**INFORMATION GIVEN**
-------------------------
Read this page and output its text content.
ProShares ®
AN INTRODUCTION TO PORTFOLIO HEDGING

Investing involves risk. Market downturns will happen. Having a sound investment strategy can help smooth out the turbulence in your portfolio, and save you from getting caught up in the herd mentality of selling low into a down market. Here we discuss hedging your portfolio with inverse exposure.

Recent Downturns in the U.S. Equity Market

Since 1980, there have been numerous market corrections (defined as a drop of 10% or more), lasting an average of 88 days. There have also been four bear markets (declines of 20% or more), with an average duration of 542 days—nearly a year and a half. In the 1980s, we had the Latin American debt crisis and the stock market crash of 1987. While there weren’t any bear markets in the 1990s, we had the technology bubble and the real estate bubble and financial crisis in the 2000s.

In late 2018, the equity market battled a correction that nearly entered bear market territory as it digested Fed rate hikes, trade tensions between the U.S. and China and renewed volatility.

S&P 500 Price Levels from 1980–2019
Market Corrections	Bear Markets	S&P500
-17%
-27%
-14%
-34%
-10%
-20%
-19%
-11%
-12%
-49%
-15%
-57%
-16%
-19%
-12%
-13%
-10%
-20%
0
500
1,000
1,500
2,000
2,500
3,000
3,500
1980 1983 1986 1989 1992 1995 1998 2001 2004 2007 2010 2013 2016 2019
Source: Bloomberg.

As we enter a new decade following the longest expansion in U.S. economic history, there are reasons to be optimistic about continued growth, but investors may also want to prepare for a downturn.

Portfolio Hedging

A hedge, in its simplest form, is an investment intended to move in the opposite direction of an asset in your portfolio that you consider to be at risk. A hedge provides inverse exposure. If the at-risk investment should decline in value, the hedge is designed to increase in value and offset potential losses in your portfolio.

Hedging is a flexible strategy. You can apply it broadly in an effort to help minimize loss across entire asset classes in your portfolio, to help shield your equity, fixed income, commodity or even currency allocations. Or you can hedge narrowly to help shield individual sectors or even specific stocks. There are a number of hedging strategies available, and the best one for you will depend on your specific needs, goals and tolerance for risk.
-------------------------
Search the listing above for the string "investment". Copy every line that contains it.

**CORRECT RESULT**
Investing involves risk. Market downturns will happen. Having a sound investment strategy can help smooth out the turbulence in your portfolio, and save you from getting caught up in the herd mentality of selling low into a down market. Here we discuss hedging your portfolio with inverse exposure.
A hedge, in its simplest form, is an investment intended to move in the opposite direction of an asset in your portfolio that you consider to be at risk. A hedge provides inverse exposure. If the at-risk investment should decline in value, the hedge is designed to increase in value and offset potential losses in your portfolio.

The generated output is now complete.